Given task >> Where a line in the listing contains the string "indicator", copy that line out.

(Records from a dataset)
___

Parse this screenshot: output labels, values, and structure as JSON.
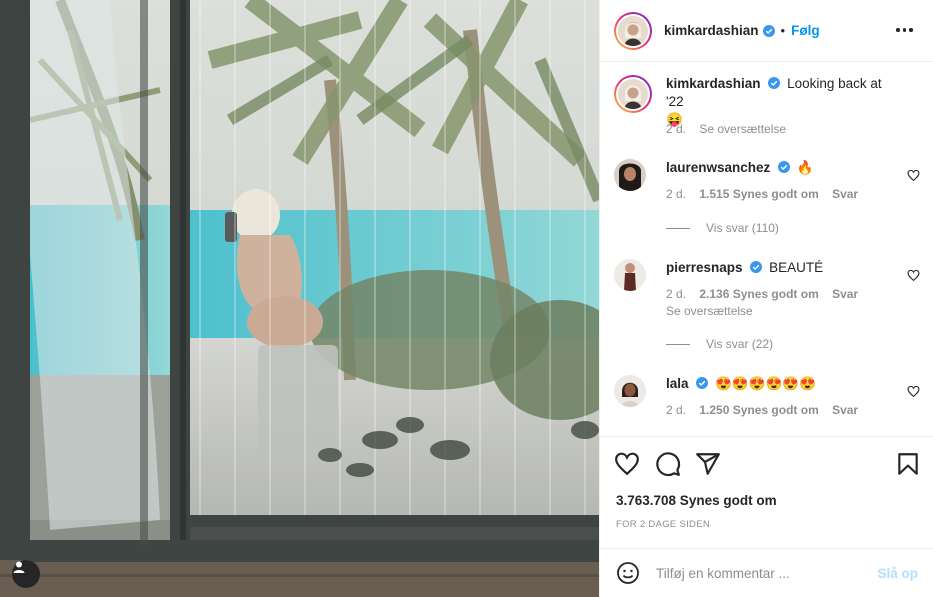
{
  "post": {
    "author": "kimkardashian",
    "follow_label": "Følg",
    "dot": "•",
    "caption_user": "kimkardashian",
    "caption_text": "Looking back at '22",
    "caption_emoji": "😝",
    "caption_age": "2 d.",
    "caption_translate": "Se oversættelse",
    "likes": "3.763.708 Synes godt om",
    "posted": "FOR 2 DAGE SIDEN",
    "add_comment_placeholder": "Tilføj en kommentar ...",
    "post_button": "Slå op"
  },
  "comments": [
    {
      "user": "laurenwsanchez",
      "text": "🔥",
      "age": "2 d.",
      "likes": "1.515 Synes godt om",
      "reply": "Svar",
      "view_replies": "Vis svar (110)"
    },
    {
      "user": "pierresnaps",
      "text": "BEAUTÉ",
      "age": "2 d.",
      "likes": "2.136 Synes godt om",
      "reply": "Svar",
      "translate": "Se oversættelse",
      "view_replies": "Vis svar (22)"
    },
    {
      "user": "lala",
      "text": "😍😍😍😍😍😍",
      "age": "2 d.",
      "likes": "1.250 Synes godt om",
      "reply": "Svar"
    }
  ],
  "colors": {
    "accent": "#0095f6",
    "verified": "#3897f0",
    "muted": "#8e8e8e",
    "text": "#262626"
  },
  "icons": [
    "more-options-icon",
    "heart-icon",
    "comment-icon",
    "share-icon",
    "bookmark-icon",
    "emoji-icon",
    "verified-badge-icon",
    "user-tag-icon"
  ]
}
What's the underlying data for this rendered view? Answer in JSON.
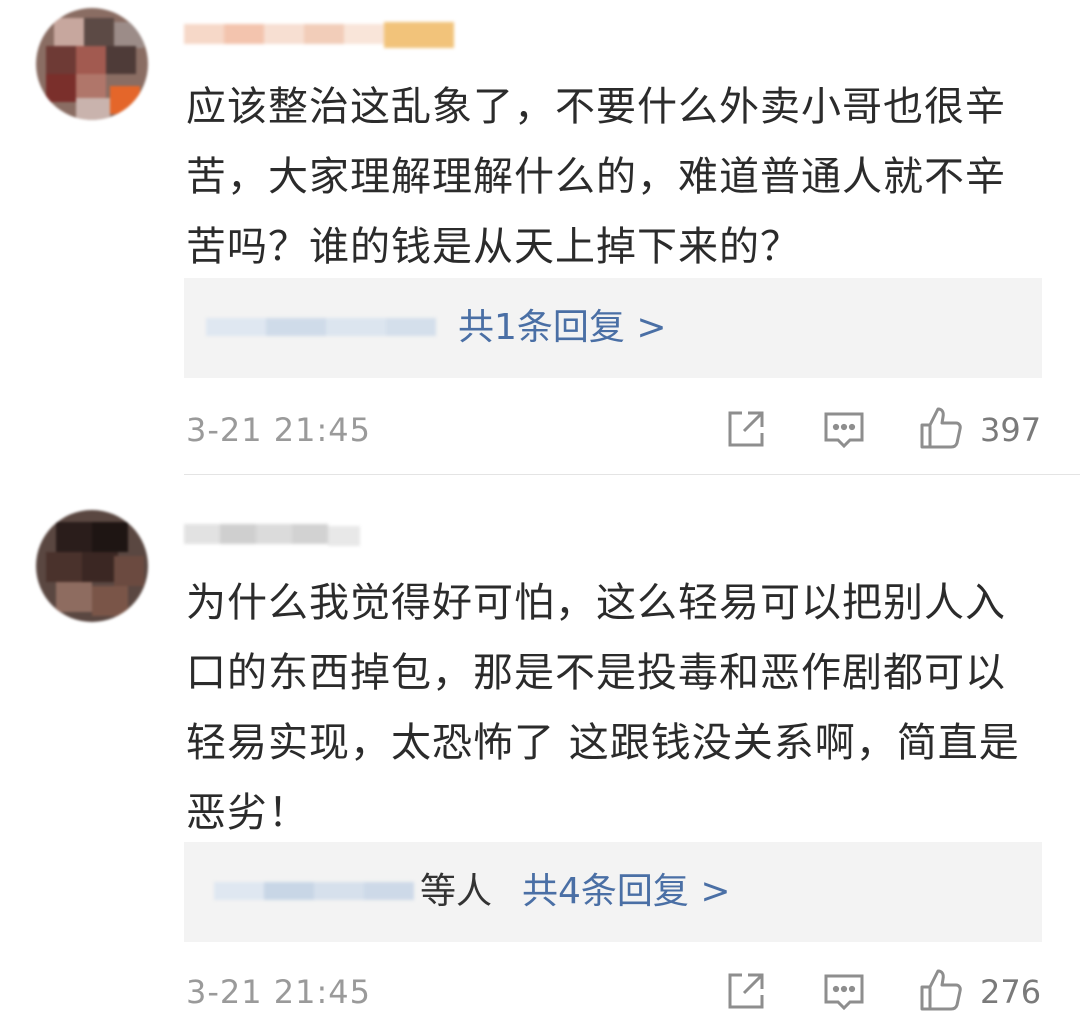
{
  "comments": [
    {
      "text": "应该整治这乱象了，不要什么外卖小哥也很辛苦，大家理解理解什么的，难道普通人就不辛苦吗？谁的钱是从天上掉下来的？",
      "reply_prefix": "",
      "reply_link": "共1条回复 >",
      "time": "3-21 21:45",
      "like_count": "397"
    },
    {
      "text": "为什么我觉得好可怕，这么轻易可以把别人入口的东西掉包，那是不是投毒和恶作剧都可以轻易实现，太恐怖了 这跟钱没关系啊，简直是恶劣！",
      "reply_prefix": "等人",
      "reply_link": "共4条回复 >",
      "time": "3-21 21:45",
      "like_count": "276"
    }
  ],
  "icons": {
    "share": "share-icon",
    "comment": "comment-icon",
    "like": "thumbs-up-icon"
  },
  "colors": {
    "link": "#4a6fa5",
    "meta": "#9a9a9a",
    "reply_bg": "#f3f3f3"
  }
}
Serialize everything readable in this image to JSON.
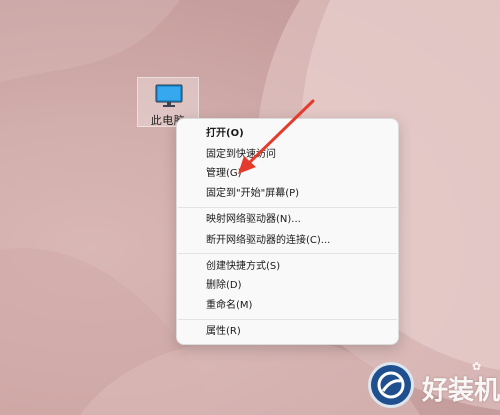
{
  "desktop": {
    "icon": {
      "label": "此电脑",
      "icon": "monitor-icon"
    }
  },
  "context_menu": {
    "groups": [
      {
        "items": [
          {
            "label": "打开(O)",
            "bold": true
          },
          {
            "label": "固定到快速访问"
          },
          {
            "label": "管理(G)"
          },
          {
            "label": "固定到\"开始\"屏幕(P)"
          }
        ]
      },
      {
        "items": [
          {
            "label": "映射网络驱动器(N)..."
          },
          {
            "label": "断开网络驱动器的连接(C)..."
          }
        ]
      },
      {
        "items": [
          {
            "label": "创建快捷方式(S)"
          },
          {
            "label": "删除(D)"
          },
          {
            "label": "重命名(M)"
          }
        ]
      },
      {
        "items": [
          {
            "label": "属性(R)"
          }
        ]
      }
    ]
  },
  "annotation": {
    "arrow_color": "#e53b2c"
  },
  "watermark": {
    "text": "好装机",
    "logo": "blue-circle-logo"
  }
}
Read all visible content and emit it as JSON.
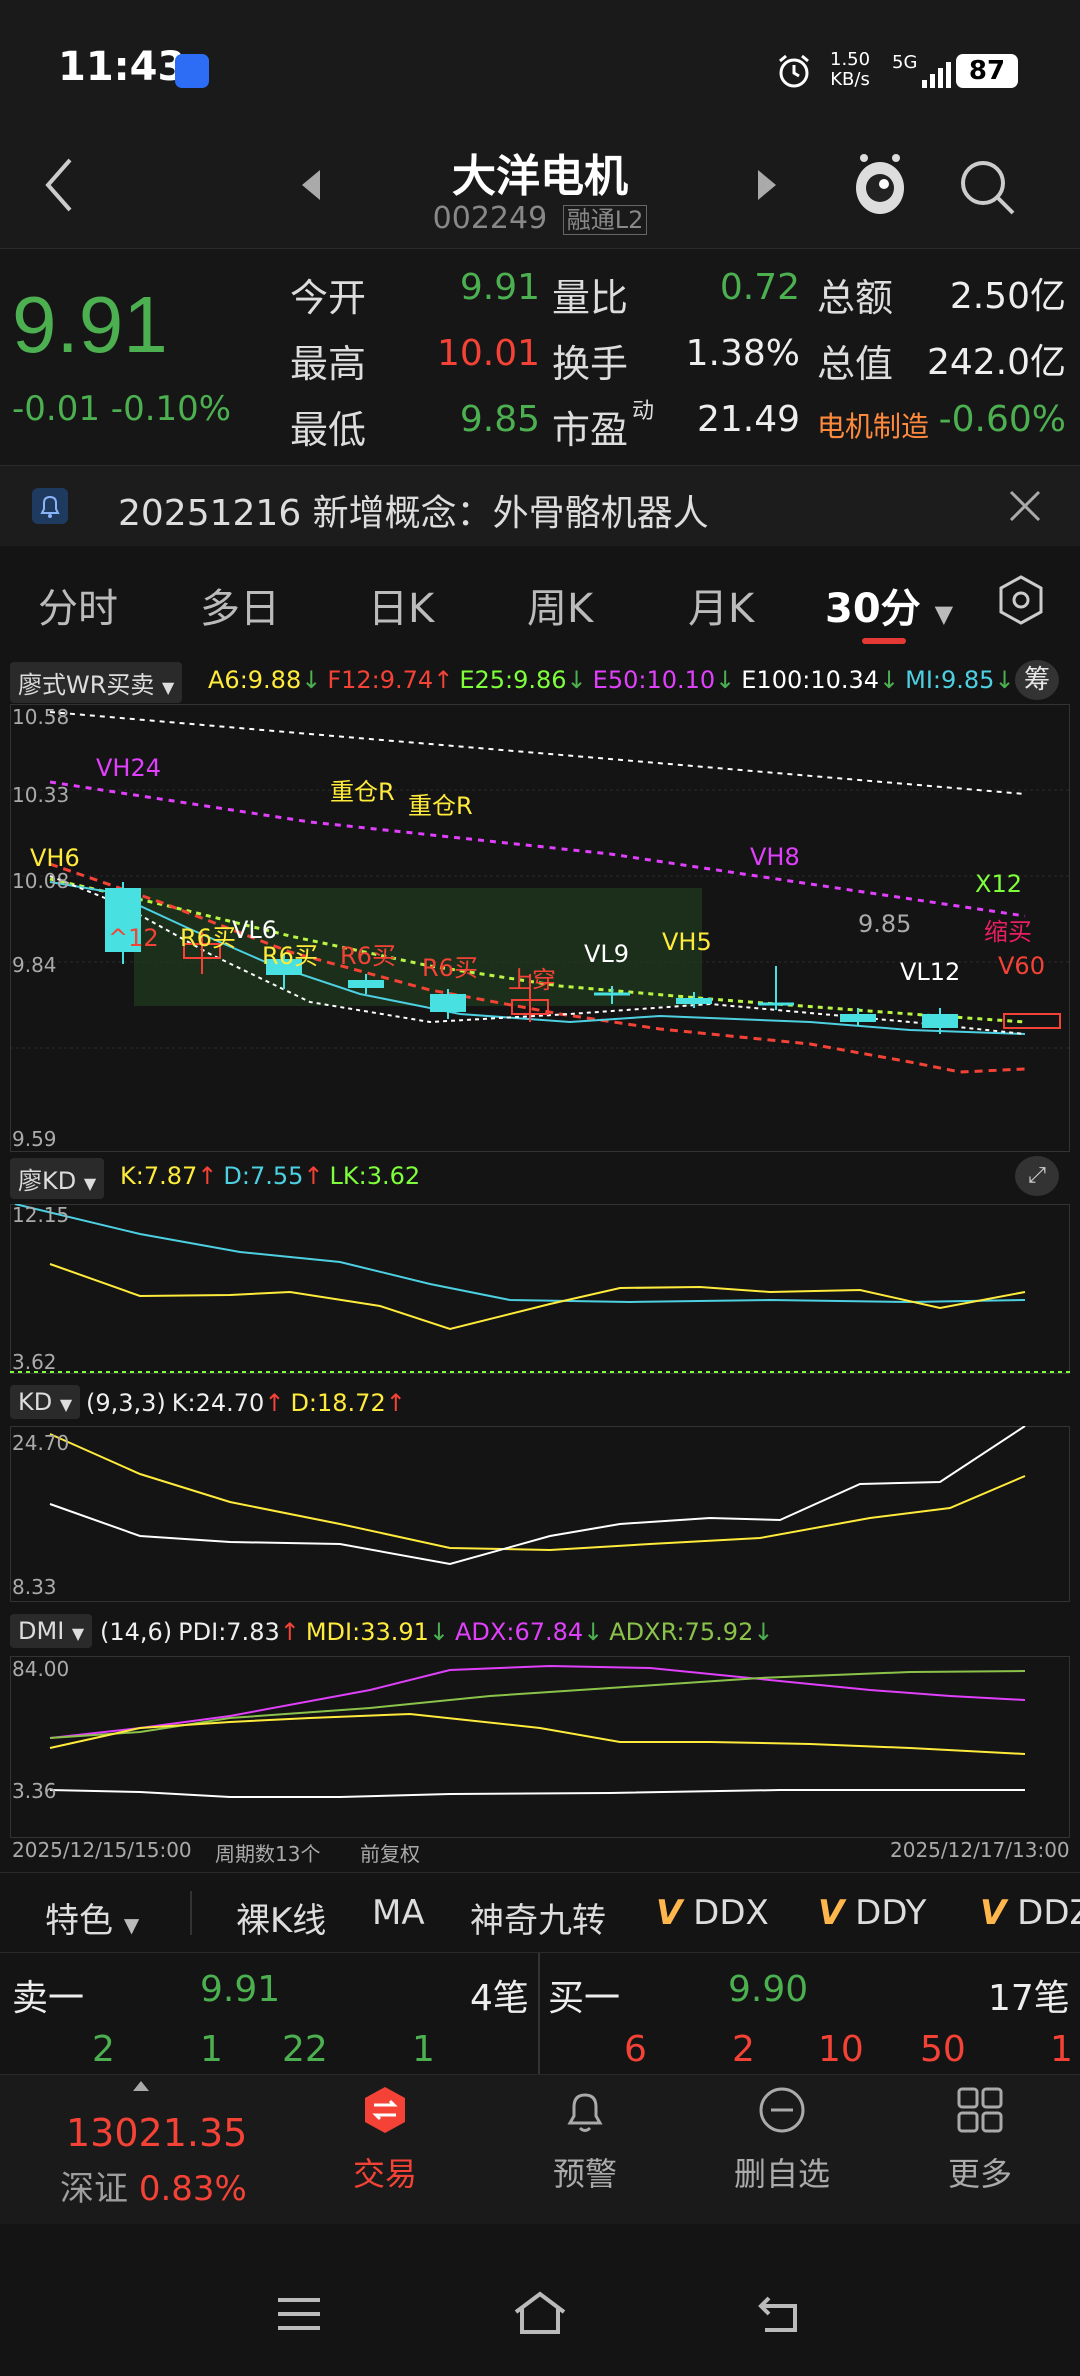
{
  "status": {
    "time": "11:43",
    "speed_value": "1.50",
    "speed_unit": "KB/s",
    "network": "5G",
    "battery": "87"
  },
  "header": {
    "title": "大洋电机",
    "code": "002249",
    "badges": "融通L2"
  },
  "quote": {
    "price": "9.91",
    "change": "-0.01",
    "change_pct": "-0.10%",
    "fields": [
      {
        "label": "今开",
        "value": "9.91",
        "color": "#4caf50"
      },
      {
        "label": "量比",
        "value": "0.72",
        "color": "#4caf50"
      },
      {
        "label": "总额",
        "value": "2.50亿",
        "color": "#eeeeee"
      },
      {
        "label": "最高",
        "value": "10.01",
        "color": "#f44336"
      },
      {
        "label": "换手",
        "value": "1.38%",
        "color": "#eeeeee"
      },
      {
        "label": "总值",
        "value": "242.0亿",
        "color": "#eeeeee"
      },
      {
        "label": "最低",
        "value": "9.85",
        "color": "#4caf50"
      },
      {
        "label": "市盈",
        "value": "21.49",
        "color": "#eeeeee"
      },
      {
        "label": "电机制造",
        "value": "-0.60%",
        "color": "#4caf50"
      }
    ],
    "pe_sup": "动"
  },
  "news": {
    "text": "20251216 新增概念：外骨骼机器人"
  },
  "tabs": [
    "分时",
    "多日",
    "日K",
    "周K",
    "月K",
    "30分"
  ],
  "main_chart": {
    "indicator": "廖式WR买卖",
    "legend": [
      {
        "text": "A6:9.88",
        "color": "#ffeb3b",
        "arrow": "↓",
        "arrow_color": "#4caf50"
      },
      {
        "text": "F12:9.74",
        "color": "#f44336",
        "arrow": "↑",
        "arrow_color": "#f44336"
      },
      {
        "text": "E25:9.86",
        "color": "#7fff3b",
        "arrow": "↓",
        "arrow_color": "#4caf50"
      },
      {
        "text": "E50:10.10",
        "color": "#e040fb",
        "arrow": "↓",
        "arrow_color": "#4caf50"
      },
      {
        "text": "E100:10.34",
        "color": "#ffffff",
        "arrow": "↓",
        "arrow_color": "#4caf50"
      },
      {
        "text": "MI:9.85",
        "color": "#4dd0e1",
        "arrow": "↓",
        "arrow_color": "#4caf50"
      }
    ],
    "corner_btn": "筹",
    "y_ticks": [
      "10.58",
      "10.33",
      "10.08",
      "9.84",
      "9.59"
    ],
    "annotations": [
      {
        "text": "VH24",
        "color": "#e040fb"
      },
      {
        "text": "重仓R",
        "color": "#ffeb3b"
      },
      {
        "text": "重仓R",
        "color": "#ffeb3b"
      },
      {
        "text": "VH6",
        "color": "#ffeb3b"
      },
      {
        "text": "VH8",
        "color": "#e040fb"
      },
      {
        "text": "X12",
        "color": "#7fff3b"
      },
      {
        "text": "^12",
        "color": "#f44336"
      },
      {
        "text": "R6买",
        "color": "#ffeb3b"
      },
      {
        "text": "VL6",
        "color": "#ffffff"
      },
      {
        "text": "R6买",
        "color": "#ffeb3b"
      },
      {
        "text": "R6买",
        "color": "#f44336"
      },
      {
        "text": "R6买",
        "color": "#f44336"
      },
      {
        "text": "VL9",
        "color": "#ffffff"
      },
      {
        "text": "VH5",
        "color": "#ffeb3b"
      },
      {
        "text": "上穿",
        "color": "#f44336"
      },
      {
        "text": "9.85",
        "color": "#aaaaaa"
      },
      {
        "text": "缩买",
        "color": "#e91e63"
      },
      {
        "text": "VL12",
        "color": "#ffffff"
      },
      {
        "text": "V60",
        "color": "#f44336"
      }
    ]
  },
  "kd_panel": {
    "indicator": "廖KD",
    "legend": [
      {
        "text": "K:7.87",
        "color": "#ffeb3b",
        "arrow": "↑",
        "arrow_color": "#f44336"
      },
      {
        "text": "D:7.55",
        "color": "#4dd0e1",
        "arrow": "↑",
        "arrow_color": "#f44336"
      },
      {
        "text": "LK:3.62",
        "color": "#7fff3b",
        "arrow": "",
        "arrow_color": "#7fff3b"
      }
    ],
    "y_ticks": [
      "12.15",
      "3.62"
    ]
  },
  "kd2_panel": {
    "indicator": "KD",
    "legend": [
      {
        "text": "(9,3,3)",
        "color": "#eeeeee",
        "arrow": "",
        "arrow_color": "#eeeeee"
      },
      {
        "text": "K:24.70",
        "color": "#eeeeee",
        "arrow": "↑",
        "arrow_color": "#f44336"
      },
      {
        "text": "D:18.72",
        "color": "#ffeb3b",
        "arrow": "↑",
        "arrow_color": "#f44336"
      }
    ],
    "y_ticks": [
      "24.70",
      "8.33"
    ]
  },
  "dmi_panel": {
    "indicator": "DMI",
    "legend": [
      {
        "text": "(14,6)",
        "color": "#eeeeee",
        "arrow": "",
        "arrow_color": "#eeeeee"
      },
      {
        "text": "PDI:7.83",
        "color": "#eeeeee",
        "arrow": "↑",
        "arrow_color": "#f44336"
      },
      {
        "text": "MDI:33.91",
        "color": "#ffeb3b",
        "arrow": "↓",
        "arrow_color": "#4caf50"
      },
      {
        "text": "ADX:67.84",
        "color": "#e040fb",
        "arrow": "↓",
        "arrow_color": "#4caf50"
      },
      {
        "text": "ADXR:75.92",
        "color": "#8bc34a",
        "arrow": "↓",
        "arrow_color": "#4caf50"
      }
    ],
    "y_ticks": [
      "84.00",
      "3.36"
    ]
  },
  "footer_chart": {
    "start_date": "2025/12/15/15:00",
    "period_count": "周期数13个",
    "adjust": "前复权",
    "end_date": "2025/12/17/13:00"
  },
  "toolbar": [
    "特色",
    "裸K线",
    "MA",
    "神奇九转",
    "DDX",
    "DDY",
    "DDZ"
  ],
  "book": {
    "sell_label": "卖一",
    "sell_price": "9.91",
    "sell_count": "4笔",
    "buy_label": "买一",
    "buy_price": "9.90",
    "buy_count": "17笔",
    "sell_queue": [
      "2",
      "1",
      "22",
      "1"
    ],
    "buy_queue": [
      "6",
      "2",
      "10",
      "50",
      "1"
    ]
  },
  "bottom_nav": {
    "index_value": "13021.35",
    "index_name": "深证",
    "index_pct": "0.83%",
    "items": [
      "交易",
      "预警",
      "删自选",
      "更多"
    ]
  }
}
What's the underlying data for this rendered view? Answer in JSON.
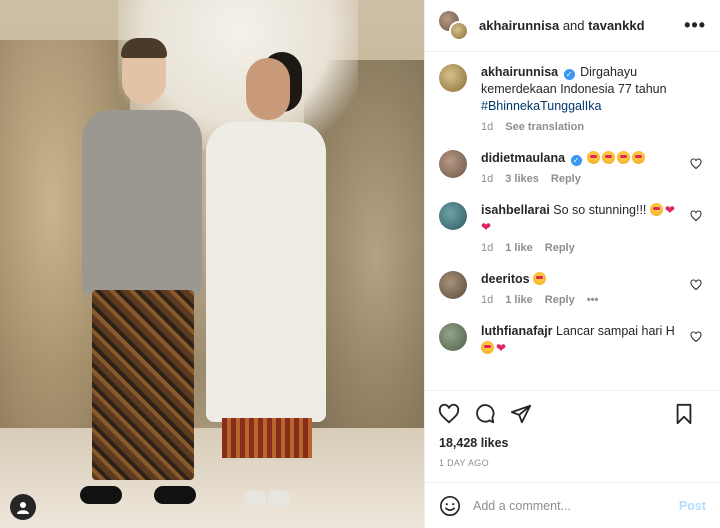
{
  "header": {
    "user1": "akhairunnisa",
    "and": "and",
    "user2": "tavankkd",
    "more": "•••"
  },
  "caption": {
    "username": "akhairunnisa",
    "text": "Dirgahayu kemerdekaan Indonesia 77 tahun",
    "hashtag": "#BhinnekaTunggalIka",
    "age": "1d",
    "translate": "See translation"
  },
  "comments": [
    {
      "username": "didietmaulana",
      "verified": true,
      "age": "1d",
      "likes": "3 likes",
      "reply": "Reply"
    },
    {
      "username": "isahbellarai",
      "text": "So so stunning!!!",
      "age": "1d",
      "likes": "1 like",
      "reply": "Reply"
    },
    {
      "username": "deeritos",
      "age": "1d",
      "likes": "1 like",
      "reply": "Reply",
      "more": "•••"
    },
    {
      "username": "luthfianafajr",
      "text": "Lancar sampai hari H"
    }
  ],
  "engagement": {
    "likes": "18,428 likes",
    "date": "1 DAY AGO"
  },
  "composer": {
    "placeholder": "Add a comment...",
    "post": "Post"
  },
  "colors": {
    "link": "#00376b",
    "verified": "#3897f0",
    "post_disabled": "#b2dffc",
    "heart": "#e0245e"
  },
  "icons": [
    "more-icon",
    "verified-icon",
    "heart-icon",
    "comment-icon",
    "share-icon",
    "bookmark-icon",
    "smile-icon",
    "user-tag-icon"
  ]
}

___

Exercise output >>
    "indicator": "廖式WR买卖",
    "indicator": "廖KD",
    "indicator": "KD",
    "indicator": "DMI",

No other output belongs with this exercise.